» **RECORDS SUPPLIED**

╔══

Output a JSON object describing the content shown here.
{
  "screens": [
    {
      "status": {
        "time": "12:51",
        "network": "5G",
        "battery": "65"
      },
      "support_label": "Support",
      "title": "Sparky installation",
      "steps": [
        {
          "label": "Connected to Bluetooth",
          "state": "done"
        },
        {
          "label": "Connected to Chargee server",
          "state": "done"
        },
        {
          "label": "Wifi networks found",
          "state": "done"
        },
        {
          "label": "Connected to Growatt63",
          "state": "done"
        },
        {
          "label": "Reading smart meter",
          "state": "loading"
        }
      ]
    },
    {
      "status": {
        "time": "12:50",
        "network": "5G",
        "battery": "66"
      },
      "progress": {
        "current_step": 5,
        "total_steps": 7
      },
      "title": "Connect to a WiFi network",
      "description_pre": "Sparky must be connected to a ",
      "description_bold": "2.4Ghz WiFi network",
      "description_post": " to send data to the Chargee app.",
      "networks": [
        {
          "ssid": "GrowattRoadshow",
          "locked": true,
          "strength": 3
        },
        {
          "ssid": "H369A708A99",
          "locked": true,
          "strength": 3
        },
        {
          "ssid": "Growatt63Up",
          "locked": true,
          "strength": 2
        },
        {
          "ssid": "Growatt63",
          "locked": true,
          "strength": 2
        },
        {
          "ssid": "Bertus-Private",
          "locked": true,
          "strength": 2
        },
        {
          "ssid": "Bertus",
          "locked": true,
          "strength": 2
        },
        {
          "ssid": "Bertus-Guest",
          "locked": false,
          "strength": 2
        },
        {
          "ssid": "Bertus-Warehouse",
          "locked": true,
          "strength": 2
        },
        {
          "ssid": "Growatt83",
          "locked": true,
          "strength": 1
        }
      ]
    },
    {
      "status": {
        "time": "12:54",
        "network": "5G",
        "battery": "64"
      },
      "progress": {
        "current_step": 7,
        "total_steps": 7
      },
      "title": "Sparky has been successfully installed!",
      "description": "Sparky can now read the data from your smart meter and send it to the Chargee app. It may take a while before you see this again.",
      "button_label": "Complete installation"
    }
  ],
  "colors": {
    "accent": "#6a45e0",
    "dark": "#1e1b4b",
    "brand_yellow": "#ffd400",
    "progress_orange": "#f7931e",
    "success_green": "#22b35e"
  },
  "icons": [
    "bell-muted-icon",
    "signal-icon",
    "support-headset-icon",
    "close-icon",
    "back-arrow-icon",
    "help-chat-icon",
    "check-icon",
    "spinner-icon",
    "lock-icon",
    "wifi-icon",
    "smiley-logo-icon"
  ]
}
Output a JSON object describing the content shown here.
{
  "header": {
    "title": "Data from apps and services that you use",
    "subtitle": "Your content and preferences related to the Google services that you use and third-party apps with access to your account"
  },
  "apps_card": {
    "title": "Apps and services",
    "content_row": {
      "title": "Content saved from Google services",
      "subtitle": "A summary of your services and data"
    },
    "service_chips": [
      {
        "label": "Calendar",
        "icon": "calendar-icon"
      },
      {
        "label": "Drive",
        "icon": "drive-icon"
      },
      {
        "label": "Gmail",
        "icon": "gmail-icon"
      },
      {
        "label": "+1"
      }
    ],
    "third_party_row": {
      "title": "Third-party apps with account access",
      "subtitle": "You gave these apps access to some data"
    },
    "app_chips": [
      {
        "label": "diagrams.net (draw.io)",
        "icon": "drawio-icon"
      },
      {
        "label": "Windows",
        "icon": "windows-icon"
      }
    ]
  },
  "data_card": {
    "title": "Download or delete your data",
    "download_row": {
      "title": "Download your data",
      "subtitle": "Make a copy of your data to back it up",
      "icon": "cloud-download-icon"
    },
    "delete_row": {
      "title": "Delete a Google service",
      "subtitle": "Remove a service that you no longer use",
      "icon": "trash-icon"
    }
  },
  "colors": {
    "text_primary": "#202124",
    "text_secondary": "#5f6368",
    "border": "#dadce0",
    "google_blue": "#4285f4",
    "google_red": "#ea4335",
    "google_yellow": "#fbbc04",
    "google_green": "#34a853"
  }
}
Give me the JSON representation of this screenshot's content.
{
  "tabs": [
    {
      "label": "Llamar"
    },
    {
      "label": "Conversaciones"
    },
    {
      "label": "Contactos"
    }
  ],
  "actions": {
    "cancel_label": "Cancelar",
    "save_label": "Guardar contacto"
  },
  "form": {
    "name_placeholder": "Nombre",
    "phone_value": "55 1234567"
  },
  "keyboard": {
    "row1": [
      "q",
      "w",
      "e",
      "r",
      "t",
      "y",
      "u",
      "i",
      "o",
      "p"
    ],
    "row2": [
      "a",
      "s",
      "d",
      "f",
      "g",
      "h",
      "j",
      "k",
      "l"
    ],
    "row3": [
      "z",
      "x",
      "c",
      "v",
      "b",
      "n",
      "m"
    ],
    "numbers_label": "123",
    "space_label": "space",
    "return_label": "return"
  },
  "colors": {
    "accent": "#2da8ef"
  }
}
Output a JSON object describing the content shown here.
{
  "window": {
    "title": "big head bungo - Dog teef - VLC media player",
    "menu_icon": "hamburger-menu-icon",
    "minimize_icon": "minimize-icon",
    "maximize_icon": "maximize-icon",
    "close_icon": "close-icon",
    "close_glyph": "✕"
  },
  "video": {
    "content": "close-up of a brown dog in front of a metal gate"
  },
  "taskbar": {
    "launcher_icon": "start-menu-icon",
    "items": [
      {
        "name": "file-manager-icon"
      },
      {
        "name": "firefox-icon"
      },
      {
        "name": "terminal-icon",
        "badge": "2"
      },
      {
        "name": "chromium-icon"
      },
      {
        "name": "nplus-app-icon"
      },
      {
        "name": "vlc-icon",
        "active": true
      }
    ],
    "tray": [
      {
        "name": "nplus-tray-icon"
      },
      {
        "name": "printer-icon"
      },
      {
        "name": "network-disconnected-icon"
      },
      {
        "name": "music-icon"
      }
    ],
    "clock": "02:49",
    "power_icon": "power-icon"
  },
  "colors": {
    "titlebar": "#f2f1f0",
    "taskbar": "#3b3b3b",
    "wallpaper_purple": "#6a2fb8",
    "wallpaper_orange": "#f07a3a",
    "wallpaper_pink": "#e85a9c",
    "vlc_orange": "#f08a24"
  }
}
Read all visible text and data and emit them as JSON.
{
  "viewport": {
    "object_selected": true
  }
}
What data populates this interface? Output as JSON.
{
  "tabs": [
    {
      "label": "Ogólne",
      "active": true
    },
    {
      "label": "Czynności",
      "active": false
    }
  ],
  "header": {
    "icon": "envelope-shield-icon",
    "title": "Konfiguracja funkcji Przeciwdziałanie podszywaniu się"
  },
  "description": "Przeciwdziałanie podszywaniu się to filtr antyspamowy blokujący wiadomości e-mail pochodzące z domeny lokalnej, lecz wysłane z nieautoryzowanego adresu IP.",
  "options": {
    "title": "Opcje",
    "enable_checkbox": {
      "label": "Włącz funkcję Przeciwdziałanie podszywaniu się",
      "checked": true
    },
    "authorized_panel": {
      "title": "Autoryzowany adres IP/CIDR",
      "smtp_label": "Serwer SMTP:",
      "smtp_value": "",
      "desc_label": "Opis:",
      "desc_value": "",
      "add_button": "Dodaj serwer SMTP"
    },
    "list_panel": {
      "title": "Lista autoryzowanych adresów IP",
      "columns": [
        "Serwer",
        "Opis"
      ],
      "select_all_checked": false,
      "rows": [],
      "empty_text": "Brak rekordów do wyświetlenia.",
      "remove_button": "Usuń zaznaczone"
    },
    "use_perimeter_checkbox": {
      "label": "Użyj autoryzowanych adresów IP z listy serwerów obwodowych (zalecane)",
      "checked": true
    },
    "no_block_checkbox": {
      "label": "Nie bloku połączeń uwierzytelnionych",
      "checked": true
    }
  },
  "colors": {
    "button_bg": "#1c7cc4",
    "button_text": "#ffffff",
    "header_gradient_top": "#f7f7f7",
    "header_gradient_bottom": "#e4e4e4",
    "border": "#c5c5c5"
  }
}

╚══

» **AIM**
Locate all lines in the listing above with the word "installation". Copy them.

» **COMPLETED EXERCISE**
      "title": "Sparky installation",
      "button_label": "Complete installation"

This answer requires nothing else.